Problem description: Work out how many lines hold "this". Give the number and nothing else.

---------- Records to use ----------

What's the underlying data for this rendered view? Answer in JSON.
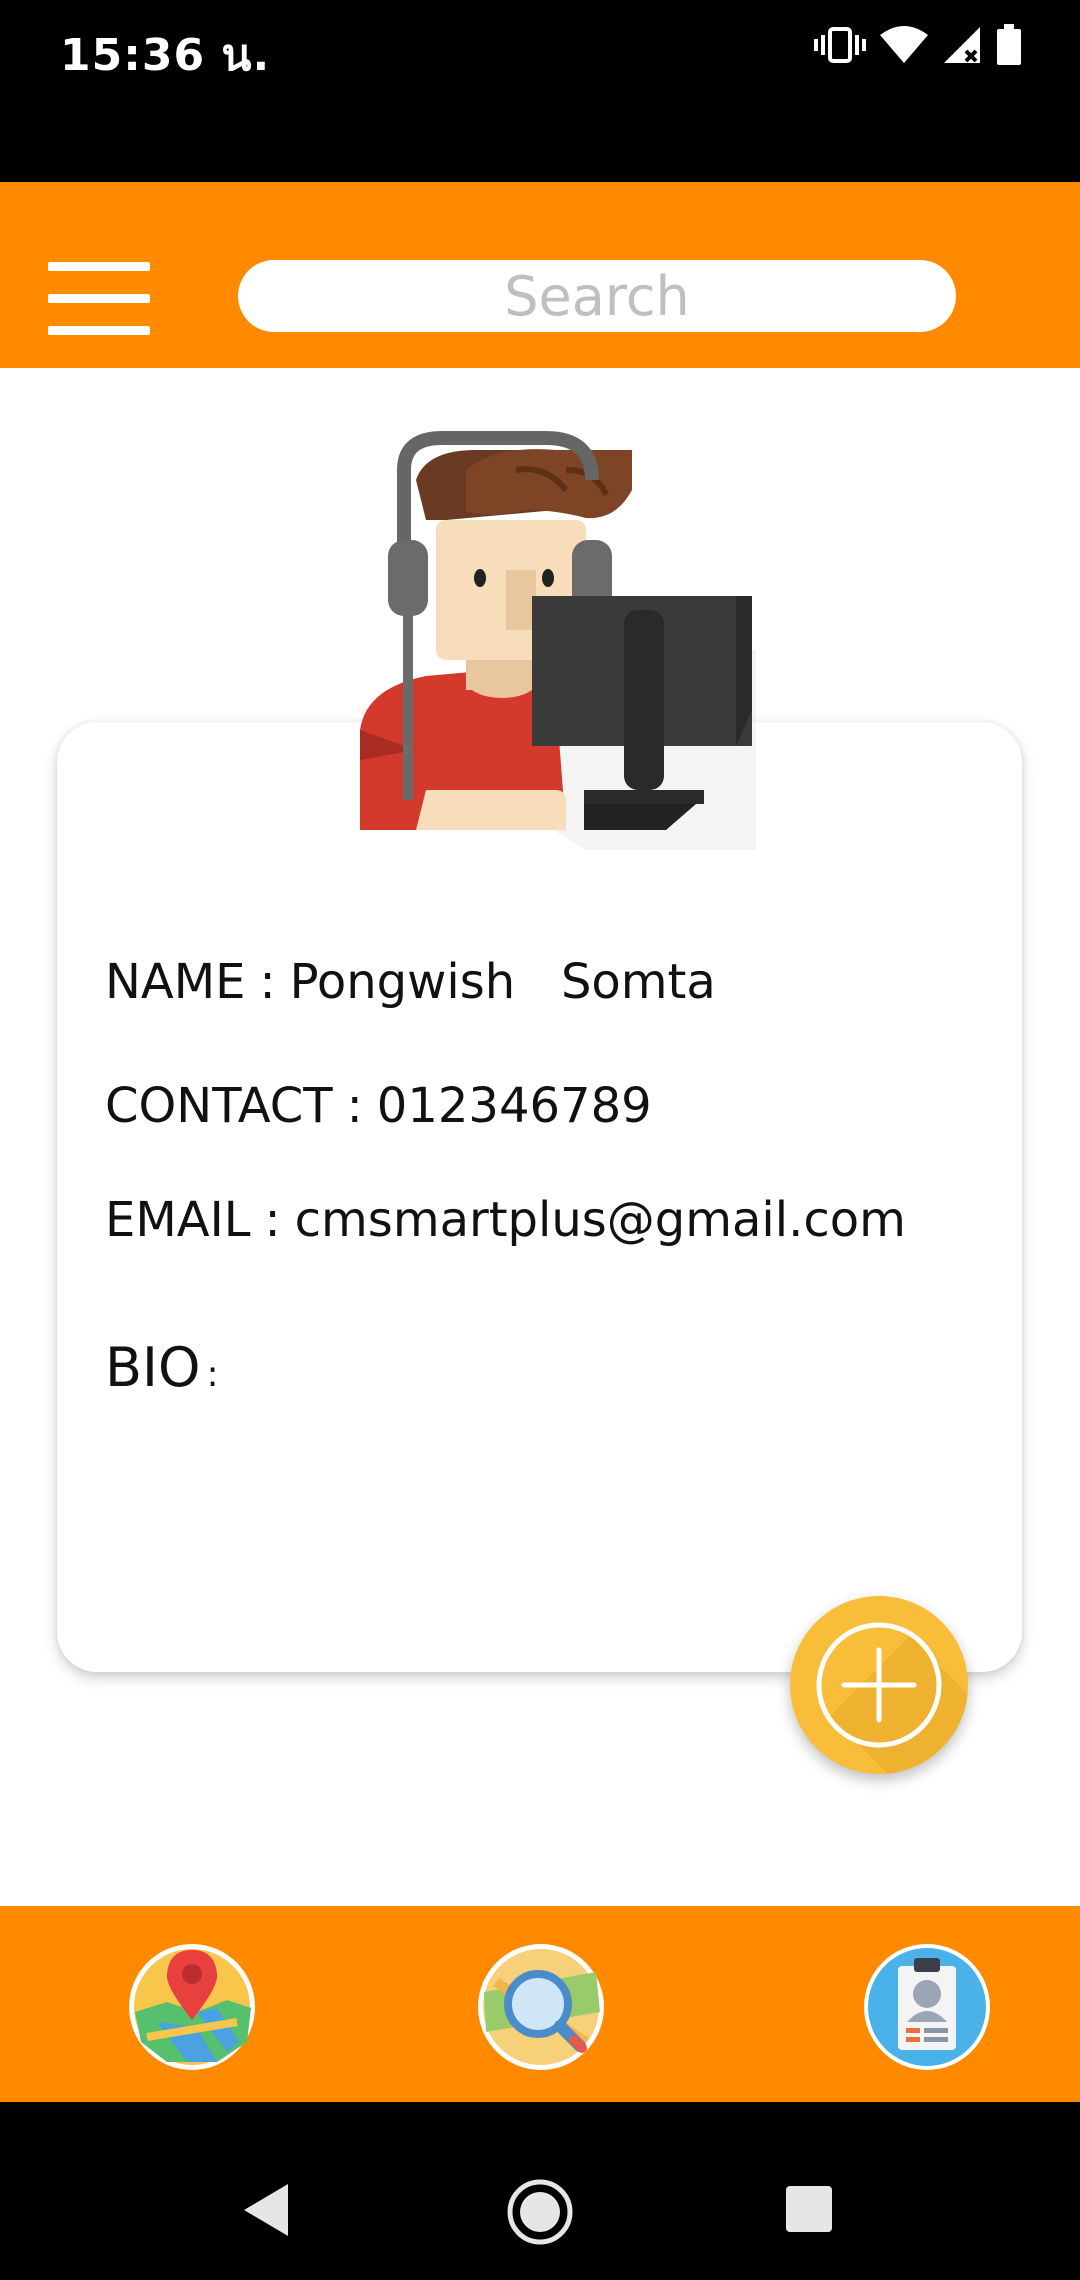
{
  "status_bar": {
    "time": "15:36 น.",
    "icons": [
      "vibrate-icon",
      "wifi-icon",
      "signal-icon",
      "battery-icon"
    ]
  },
  "header": {
    "menu_icon": "hamburger-menu-icon",
    "search_placeholder": "Search"
  },
  "profile": {
    "avatar_icon": "user-at-computer-avatar-icon",
    "name_label": "NAME",
    "name_value": "Pongwish   Somta",
    "contact_label": "CONTACT",
    "contact_value": "012346789",
    "email_label": "EMAIL",
    "email_value": "cmsmartplus@gmail.com",
    "bio_label": "BIO",
    "bio_value": "",
    "separator": ":"
  },
  "fab": {
    "icon": "add-circle-icon"
  },
  "bottom_nav": [
    {
      "icon": "map-pin-icon"
    },
    {
      "icon": "map-search-icon"
    },
    {
      "icon": "id-card-icon"
    }
  ],
  "system_nav": [
    "back-icon",
    "home-icon",
    "recents-icon"
  ],
  "colors": {
    "primary": "#FF8A00",
    "fab": "#F8BE3A",
    "status_bar": "#000000",
    "card": "#FFFFFF"
  }
}
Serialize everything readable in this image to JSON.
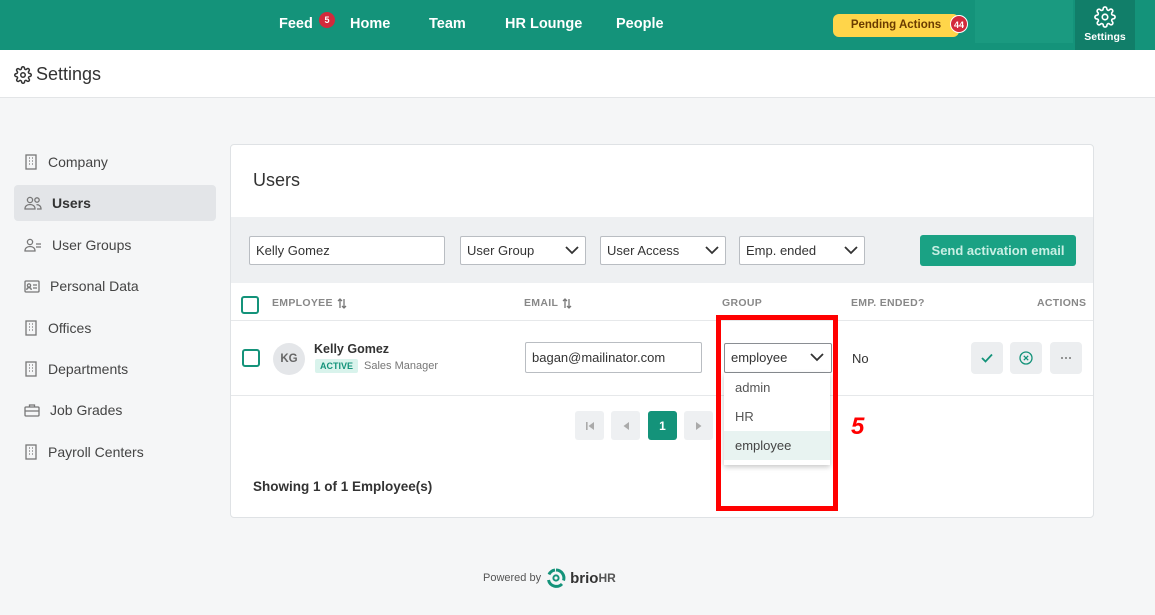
{
  "nav": {
    "items": [
      "Feed",
      "Home",
      "Team",
      "HR Lounge",
      "People"
    ],
    "feed_badge": "5",
    "pending_label": "Pending Actions",
    "pending_count": "44",
    "settings_label": "Settings"
  },
  "page": {
    "title": "Settings"
  },
  "sidebar": {
    "items": [
      {
        "label": "Company",
        "icon": "building-icon"
      },
      {
        "label": "Users",
        "icon": "users-icon",
        "active": true
      },
      {
        "label": "User Groups",
        "icon": "user-groups-icon"
      },
      {
        "label": "Personal Data",
        "icon": "id-card-icon"
      },
      {
        "label": "Offices",
        "icon": "building-icon"
      },
      {
        "label": "Departments",
        "icon": "building-icon"
      },
      {
        "label": "Job Grades",
        "icon": "briefcase-icon"
      },
      {
        "label": "Payroll Centers",
        "icon": "building-icon"
      }
    ]
  },
  "users": {
    "title": "Users",
    "search_value": "Kelly Gomez",
    "filters": [
      "User Group",
      "User Access",
      "Emp. ended"
    ],
    "send_button": "Send activation email",
    "columns": [
      "EMPLOYEE",
      "EMAIL",
      "GROUP",
      "EMP. ENDED?",
      "ACTIONS"
    ],
    "rows": [
      {
        "initials": "KG",
        "name": "Kelly Gomez",
        "status": "ACTIVE",
        "role": "Sales Manager",
        "email": "bagan@mailinator.com",
        "group": "employee",
        "ended": "No"
      }
    ],
    "group_options": [
      "admin",
      "HR",
      "employee"
    ],
    "page": "1",
    "showing": "Showing 1 of 1 Employee(s)"
  },
  "annotation": {
    "number": "5",
    "color": "#ff0000"
  },
  "footer": {
    "powered_by": "Powered by",
    "brand": "brio",
    "brand_suffix": "HR"
  },
  "colors": {
    "brand": "#14937a",
    "pending": "#ffd54a",
    "badge": "#d22a3c"
  }
}
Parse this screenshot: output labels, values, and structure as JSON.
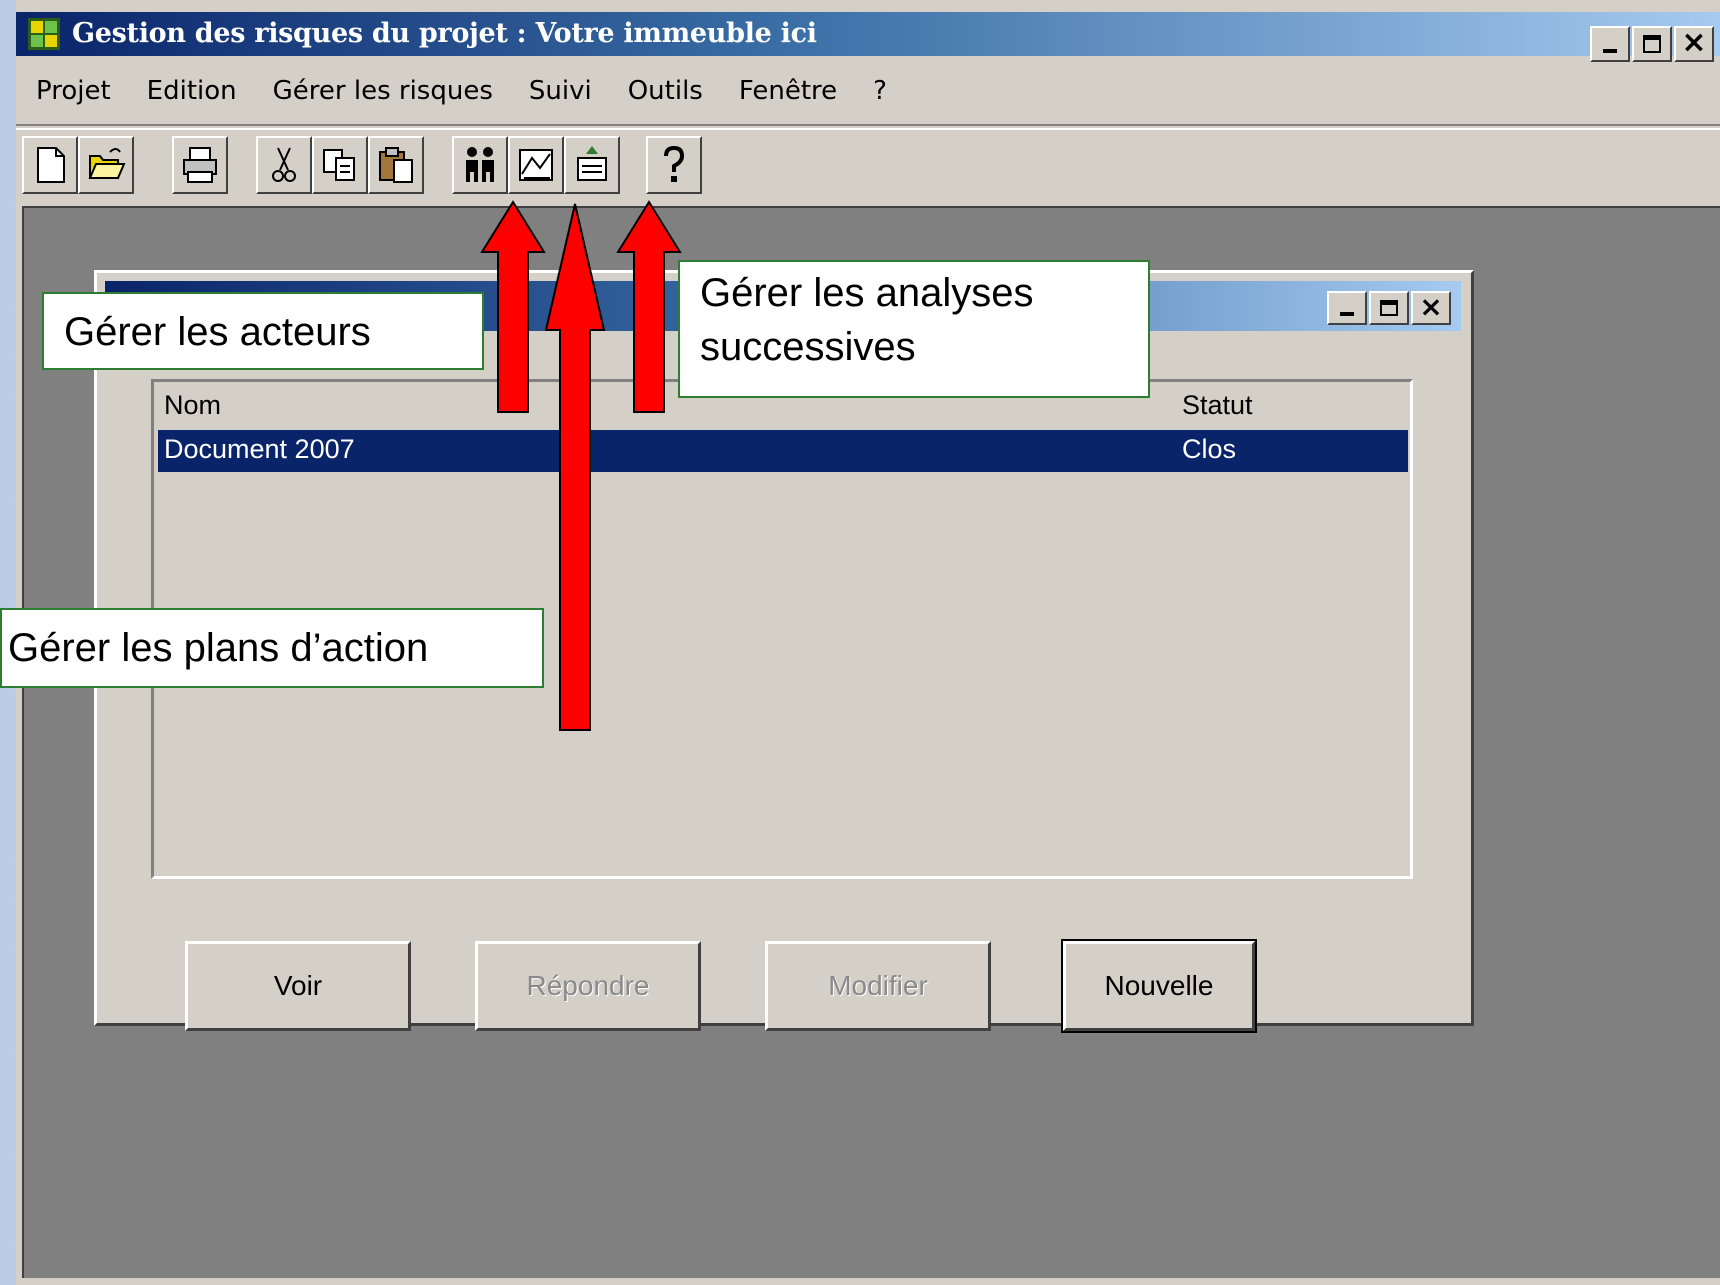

----------

Output: 3